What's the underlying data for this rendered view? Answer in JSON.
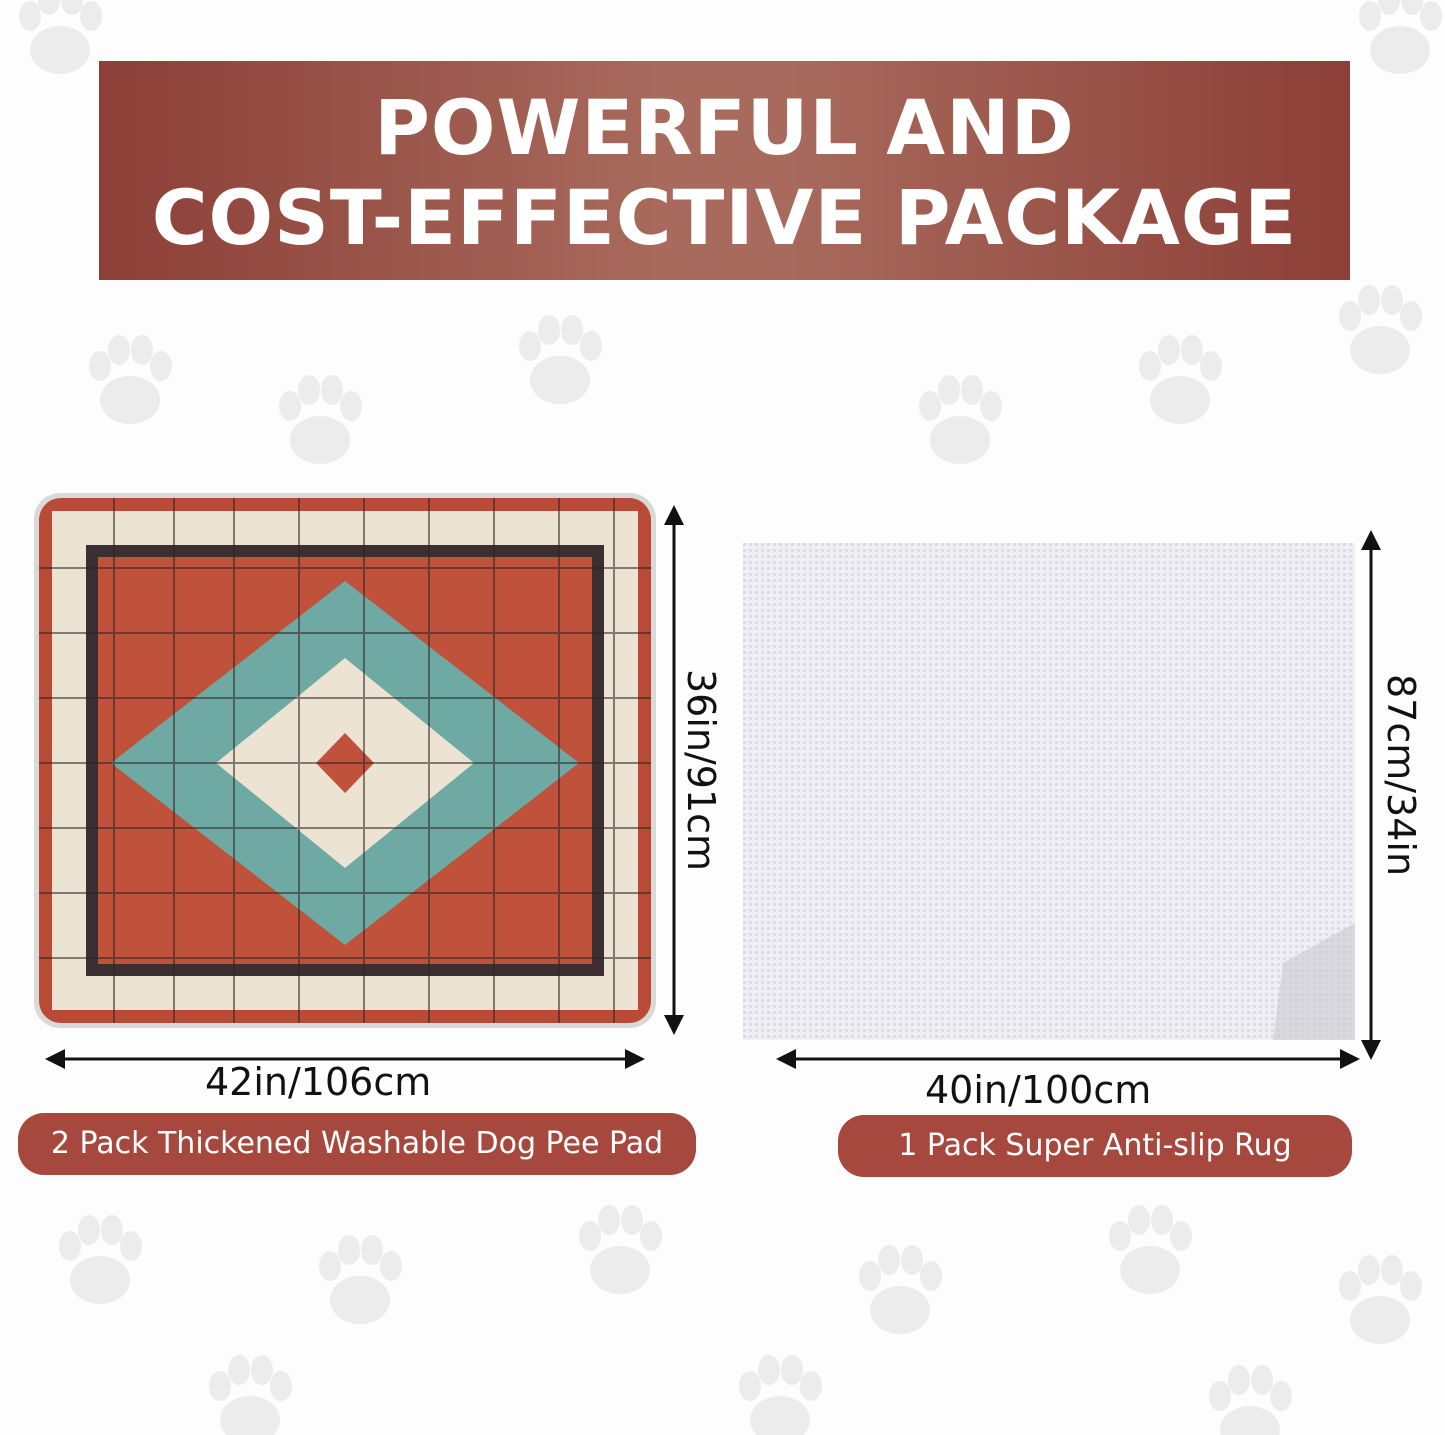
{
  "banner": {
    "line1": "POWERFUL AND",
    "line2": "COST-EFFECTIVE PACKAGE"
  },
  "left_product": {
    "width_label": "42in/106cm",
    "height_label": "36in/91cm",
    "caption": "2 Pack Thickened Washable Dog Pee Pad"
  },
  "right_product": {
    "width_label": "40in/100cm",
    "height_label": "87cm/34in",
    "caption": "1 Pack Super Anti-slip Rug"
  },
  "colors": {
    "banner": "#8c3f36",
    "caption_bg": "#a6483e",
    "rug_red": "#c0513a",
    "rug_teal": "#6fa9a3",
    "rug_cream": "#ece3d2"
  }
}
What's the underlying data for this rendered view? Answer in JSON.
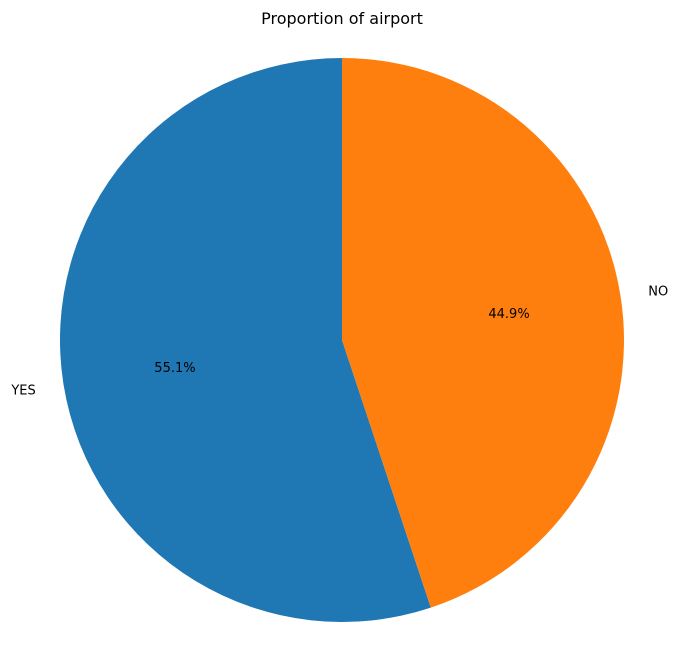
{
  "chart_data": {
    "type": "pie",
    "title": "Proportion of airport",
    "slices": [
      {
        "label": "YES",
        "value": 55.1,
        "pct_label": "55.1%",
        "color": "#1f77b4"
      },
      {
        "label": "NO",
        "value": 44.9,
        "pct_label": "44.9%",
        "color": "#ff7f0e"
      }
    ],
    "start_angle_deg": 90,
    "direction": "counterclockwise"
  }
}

* **What you need to do**: Transcribe the material exactly, leaving every picture out.

* **Result**:
What's the underlying data for this rendered view? Answer in JSON.
{
  "banner": {
    "line1": "POWERFUL AND",
    "line2": "COST-EFFECTIVE PACKAGE"
  },
  "left_product": {
    "width_label": "42in/106cm",
    "height_label": "36in/91cm",
    "caption": "2 Pack Thickened Washable Dog Pee Pad"
  },
  "right_product": {
    "width_label": "40in/100cm",
    "height_label": "87cm/34in",
    "caption": "1 Pack Super Anti-slip Rug"
  },
  "colors": {
    "banner": "#8c3f36",
    "caption_bg": "#a6483e",
    "rug_red": "#c0513a",
    "rug_teal": "#6fa9a3",
    "rug_cream": "#ece3d2"
  }
}
What's the underlying data for this rendered view? Answer in JSON.
{
  "chart_data": {
    "type": "pie",
    "title": "Proportion of airport",
    "slices": [
      {
        "label": "YES",
        "value": 55.1,
        "pct_label": "55.1%",
        "color": "#1f77b4"
      },
      {
        "label": "NO",
        "value": 44.9,
        "pct_label": "44.9%",
        "color": "#ff7f0e"
      }
    ],
    "start_angle_deg": 90,
    "direction": "counterclockwise"
  }
}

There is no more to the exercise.